## REQUIRED WORK
Filter the data for lines with the word "true", then copy every line so identified.

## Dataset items
· · ·

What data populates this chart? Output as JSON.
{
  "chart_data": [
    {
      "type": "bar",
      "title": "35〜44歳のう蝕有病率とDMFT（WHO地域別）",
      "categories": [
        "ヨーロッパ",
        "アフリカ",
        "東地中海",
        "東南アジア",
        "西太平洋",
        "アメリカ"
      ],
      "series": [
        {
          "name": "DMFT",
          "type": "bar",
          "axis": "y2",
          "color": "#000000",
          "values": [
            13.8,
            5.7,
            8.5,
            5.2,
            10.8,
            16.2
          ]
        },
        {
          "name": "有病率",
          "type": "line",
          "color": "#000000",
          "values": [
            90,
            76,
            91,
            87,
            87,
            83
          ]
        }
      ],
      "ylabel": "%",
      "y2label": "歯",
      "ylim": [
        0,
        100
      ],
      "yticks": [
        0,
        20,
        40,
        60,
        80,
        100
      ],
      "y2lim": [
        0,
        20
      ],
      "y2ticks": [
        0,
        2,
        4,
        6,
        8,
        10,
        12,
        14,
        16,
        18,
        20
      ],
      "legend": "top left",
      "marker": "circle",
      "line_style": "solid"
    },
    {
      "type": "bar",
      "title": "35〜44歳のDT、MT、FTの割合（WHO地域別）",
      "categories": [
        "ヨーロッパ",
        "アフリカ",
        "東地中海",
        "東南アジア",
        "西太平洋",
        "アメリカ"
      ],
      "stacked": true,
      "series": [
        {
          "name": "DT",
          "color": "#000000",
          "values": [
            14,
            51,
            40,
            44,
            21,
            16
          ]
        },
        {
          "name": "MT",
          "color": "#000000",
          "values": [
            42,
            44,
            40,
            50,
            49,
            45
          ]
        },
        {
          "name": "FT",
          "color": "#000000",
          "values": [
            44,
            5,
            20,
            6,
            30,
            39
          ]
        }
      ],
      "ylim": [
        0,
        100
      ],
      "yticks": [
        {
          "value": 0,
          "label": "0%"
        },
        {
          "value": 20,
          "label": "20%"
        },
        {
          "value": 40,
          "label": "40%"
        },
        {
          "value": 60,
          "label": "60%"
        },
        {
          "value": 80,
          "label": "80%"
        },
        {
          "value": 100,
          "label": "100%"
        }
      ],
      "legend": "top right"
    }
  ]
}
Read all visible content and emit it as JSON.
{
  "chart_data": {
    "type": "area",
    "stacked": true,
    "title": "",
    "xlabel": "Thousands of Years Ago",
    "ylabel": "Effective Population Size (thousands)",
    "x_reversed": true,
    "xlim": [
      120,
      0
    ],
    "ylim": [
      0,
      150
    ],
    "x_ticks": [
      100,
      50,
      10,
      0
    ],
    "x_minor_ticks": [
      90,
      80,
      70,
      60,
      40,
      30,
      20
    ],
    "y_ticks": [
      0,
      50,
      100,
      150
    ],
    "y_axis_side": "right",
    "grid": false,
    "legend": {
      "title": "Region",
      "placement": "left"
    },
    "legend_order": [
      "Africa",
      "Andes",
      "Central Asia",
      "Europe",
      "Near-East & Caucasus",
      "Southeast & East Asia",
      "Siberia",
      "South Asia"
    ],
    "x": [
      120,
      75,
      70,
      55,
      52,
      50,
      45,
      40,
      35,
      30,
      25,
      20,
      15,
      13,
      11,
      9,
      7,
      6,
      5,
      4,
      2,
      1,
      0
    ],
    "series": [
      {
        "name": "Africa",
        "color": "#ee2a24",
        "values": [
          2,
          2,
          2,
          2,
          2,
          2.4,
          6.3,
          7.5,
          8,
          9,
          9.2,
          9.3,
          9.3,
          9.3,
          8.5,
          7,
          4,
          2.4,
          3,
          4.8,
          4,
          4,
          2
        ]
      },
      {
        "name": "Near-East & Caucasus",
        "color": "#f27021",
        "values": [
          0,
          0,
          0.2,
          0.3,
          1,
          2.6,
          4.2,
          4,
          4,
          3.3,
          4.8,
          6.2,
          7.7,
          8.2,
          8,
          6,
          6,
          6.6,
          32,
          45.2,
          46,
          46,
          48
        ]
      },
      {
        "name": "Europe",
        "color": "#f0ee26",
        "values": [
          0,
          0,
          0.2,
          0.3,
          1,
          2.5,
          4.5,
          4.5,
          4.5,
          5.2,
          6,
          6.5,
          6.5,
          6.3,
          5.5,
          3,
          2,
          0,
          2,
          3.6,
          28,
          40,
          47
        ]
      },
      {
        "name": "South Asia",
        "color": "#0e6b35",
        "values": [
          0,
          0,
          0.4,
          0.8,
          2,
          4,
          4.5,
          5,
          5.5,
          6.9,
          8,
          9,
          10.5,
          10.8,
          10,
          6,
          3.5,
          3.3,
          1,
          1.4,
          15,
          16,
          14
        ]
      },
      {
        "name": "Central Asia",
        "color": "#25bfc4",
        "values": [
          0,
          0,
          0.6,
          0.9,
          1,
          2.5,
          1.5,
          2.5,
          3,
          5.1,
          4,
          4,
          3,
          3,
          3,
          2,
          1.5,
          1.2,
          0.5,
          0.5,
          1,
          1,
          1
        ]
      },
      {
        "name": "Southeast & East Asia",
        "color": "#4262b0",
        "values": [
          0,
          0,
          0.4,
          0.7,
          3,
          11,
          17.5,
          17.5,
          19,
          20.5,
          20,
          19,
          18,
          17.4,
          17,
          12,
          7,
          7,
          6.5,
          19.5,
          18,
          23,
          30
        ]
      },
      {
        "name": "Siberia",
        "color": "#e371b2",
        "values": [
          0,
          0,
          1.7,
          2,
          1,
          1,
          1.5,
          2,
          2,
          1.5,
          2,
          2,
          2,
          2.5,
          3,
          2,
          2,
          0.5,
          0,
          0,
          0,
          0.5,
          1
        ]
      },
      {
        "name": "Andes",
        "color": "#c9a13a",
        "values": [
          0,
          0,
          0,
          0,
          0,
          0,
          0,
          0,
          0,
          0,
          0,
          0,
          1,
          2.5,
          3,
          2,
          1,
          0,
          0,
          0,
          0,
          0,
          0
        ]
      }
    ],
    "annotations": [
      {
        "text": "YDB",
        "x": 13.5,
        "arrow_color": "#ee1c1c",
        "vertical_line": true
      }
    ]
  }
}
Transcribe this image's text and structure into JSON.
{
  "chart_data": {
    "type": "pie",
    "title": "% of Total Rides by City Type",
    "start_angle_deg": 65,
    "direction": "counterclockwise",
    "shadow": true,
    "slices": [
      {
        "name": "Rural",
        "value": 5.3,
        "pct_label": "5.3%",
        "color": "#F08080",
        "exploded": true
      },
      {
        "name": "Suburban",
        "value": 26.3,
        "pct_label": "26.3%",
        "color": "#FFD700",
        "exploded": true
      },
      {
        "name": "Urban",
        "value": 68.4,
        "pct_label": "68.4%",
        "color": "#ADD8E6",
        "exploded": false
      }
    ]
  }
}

· · ·

## ANSWER FOR THIS EXERCISE
      "stacked": true,
    "stacked": true,
    "x_reversed": true,
        "vertical_line": true
    "shadow": true,
        "exploded": true
        "exploded": true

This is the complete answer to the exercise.